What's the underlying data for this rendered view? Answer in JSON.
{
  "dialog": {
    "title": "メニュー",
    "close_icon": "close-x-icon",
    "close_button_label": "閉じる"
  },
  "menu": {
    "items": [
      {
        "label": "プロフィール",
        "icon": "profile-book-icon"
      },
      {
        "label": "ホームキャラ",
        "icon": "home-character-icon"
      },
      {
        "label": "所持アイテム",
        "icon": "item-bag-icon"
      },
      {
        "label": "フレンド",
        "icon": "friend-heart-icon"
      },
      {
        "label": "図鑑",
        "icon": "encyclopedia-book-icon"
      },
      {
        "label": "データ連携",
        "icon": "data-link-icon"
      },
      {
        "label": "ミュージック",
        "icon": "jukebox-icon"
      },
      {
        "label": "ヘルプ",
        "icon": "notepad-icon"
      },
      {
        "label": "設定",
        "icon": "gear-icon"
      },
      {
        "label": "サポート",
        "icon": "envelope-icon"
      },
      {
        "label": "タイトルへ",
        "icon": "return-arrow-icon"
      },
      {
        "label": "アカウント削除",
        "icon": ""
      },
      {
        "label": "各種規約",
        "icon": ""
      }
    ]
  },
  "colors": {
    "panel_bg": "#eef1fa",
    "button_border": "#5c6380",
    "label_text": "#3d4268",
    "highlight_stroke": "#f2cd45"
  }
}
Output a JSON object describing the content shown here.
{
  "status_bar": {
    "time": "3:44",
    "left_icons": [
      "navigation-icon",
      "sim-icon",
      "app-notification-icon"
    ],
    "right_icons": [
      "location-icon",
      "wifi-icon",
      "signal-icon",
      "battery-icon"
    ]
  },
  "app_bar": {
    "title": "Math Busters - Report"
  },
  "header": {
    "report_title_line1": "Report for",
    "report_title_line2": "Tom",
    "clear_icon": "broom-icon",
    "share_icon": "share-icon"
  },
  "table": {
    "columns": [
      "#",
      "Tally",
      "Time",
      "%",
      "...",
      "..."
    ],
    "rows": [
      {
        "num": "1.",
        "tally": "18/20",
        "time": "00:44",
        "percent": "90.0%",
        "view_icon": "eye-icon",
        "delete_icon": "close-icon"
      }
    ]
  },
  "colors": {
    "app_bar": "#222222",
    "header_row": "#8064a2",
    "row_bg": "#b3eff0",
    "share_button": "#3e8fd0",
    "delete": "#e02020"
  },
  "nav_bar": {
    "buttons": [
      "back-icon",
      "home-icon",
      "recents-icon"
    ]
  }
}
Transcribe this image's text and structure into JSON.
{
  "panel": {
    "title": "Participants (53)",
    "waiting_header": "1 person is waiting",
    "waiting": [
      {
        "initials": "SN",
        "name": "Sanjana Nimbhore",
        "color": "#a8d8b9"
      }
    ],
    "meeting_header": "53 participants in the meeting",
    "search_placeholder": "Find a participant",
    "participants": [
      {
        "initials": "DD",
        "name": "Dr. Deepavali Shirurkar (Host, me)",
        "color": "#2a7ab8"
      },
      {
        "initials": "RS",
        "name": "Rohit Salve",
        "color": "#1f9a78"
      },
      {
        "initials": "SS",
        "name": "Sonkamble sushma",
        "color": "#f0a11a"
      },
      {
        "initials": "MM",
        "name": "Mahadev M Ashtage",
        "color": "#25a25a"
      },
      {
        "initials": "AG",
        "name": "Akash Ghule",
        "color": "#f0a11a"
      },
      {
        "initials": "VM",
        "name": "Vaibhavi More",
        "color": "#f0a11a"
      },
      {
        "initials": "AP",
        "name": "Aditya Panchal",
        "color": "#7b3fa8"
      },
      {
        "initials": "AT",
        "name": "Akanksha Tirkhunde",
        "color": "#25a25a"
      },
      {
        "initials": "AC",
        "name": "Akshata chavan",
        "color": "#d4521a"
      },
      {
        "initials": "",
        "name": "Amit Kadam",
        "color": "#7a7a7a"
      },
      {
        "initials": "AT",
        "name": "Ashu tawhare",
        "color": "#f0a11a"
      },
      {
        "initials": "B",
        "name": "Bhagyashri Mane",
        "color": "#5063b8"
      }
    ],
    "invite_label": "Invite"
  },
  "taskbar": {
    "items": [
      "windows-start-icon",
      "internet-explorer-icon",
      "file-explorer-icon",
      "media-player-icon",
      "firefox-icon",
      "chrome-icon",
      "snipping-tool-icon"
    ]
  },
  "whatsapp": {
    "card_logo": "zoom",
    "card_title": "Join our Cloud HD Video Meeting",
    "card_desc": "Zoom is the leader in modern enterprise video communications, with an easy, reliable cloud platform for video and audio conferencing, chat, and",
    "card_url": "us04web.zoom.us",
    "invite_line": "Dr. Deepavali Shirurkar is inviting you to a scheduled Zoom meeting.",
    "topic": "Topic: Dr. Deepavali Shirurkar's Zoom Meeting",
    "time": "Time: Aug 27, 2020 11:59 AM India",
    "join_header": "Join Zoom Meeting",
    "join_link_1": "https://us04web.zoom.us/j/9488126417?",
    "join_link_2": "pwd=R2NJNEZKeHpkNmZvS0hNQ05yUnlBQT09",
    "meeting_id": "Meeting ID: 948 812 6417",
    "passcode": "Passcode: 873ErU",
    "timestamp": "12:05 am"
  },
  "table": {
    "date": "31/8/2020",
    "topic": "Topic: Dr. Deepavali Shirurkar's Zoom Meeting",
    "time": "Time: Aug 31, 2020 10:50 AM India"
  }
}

------------------------

*Short problem:*
The entries above must be returned in full, exactly as shown.

*Reply:*
What's the underlying data for this rendered view? Answer in JSON.
{
  "dialog": {
    "title": "メニュー",
    "close_icon": "close-x-icon",
    "close_button_label": "閉じる"
  },
  "menu": {
    "items": [
      {
        "label": "プロフィール",
        "icon": "profile-book-icon"
      },
      {
        "label": "ホームキャラ",
        "icon": "home-character-icon"
      },
      {
        "label": "所持アイテム",
        "icon": "item-bag-icon"
      },
      {
        "label": "フレンド",
        "icon": "friend-heart-icon"
      },
      {
        "label": "図鑑",
        "icon": "encyclopedia-book-icon"
      },
      {
        "label": "データ連携",
        "icon": "data-link-icon"
      },
      {
        "label": "ミュージック",
        "icon": "jukebox-icon"
      },
      {
        "label": "ヘルプ",
        "icon": "notepad-icon"
      },
      {
        "label": "設定",
        "icon": "gear-icon"
      },
      {
        "label": "サポート",
        "icon": "envelope-icon"
      },
      {
        "label": "タイトルへ",
        "icon": "return-arrow-icon"
      },
      {
        "label": "アカウント削除",
        "icon": ""
      },
      {
        "label": "各種規約",
        "icon": ""
      }
    ]
  },
  "colors": {
    "panel_bg": "#eef1fa",
    "button_border": "#5c6380",
    "label_text": "#3d4268",
    "highlight_stroke": "#f2cd45"
  }
}
Output a JSON object describing the content shown here.
{
  "status_bar": {
    "time": "3:44",
    "left_icons": [
      "navigation-icon",
      "sim-icon",
      "app-notification-icon"
    ],
    "right_icons": [
      "location-icon",
      "wifi-icon",
      "signal-icon",
      "battery-icon"
    ]
  },
  "app_bar": {
    "title": "Math Busters - Report"
  },
  "header": {
    "report_title_line1": "Report for",
    "report_title_line2": "Tom",
    "clear_icon": "broom-icon",
    "share_icon": "share-icon"
  },
  "table": {
    "columns": [
      "#",
      "Tally",
      "Time",
      "%",
      "...",
      "..."
    ],
    "rows": [
      {
        "num": "1.",
        "tally": "18/20",
        "time": "00:44",
        "percent": "90.0%",
        "view_icon": "eye-icon",
        "delete_icon": "close-icon"
      }
    ]
  },
  "colors": {
    "app_bar": "#222222",
    "header_row": "#8064a2",
    "row_bg": "#b3eff0",
    "share_button": "#3e8fd0",
    "delete": "#e02020"
  },
  "nav_bar": {
    "buttons": [
      "back-icon",
      "home-icon",
      "recents-icon"
    ]
  }
}
Transcribe this image's text and structure into JSON.
{
  "panel": {
    "title": "Participants (53)",
    "waiting_header": "1 person is waiting",
    "waiting": [
      {
        "initials": "SN",
        "name": "Sanjana Nimbhore",
        "color": "#a8d8b9"
      }
    ],
    "meeting_header": "53 participants in the meeting",
    "search_placeholder": "Find a participant",
    "participants": [
      {
        "initials": "DD",
        "name": "Dr. Deepavali Shirurkar (Host, me)",
        "color": "#2a7ab8"
      },
      {
        "initials": "RS",
        "name": "Rohit Salve",
        "color": "#1f9a78"
      },
      {
        "initials": "SS",
        "name": "Sonkamble sushma",
        "color": "#f0a11a"
      },
      {
        "initials": "MM",
        "name": "Mahadev M Ashtage",
        "color": "#25a25a"
      },
      {
        "initials": "AG",
        "name": "Akash Ghule",
        "color": "#f0a11a"
      },
      {
        "initials": "VM",
        "name": "Vaibhavi More",
        "color": "#f0a11a"
      },
      {
        "initials": "AP",
        "name": "Aditya Panchal",
        "color": "#7b3fa8"
      },
      {
        "initials": "AT",
        "name": "Akanksha Tirkhunde",
        "color": "#25a25a"
      },
      {
        "initials": "AC",
        "name": "Akshata chavan",
        "color": "#d4521a"
      },
      {
        "initials": "",
        "name": "Amit Kadam",
        "color": "#7a7a7a"
      },
      {
        "initials": "AT",
        "name": "Ashu tawhare",
        "color": "#f0a11a"
      },
      {
        "initials": "B",
        "name": "Bhagyashri Mane",
        "color": "#5063b8"
      }
    ],
    "invite_label": "Invite"
  },
  "taskbar": {
    "items": [
      "windows-start-icon",
      "internet-explorer-icon",
      "file-explorer-icon",
      "media-player-icon",
      "firefox-icon",
      "chrome-icon",
      "snipping-tool-icon"
    ]
  },
  "whatsapp": {
    "card_logo": "zoom",
    "card_title": "Join our Cloud HD Video Meeting",
    "card_desc": "Zoom is the leader in modern enterprise video communications, with an easy, reliable cloud platform for video and audio conferencing, chat, and",
    "card_url": "us04web.zoom.us",
    "invite_line": "Dr. Deepavali Shirurkar is inviting you to a scheduled Zoom meeting.",
    "topic": "Topic: Dr. Deepavali Shirurkar's Zoom Meeting",
    "time": "Time: Aug 27, 2020 11:59 AM India",
    "join_header": "Join Zoom Meeting",
    "join_link_1": "https://us04web.zoom.us/j/9488126417?",
    "join_link_2": "pwd=R2NJNEZKeHpkNmZvS0hNQ05yUnlBQT09",
    "meeting_id": "Meeting ID: 948 812 6417",
    "passcode": "Passcode: 873ErU",
    "timestamp": "12:05 am"
  },
  "table": {
    "date": "31/8/2020",
    "topic": "Topic: Dr. Deepavali Shirurkar's Zoom Meeting",
    "time": "Time: Aug 31, 2020 10:50 AM India"
  }
}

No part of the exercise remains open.